Directive:
Spot each line in the records below where the word "стежка" occurs, then copy it.

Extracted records
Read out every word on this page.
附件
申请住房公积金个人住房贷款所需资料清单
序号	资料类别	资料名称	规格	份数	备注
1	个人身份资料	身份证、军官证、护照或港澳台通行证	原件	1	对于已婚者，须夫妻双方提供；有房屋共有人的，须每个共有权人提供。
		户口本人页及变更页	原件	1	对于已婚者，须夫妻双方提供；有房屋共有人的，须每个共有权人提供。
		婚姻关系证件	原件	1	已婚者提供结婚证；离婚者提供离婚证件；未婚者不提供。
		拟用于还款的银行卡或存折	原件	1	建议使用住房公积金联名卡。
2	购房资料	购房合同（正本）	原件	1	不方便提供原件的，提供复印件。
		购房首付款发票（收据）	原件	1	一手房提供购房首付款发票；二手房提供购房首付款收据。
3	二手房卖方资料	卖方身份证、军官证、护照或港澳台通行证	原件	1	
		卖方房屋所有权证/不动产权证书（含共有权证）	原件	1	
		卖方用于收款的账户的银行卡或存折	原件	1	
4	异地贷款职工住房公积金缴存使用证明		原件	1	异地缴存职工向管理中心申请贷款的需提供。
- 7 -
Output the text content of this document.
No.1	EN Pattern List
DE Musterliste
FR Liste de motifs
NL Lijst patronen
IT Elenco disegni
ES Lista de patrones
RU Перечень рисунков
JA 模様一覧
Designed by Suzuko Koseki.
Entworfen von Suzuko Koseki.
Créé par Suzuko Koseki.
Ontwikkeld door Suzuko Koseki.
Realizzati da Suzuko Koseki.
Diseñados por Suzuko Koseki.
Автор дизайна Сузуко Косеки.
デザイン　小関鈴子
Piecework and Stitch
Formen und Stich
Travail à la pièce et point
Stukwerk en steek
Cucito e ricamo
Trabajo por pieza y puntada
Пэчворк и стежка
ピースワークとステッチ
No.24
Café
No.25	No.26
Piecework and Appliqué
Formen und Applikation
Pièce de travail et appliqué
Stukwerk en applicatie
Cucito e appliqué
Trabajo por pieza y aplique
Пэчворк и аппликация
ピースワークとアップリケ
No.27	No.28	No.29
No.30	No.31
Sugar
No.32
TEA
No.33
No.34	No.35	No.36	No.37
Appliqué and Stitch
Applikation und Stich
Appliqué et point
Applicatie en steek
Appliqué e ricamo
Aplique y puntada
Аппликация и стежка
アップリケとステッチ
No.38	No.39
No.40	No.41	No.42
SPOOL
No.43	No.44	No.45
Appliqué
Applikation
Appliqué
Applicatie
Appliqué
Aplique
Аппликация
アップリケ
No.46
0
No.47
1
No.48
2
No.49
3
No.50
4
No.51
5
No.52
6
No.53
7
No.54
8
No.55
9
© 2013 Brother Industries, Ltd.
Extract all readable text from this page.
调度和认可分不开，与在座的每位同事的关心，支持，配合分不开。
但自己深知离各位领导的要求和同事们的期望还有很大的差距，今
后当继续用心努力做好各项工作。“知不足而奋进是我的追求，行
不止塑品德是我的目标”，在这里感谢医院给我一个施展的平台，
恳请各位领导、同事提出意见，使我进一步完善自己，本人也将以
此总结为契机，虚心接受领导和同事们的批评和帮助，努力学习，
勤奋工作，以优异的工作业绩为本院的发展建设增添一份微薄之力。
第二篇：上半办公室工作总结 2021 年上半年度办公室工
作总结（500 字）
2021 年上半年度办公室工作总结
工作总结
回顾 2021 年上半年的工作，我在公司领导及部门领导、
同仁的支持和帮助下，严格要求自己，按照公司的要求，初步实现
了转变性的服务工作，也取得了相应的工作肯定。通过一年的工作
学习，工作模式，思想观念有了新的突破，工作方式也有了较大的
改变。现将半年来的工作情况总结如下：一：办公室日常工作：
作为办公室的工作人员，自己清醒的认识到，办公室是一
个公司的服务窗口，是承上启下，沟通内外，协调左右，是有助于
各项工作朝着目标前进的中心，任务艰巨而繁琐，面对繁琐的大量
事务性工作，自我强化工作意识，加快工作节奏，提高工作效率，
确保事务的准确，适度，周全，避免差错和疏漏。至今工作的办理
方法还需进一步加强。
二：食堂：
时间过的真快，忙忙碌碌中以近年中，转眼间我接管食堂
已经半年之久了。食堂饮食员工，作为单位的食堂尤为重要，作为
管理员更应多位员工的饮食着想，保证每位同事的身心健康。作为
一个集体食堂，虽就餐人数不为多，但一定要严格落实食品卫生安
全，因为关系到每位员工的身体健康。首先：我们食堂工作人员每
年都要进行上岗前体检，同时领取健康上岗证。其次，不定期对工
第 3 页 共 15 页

Output for this exercise:
Пэчворк и стежка
Аппликация и стежка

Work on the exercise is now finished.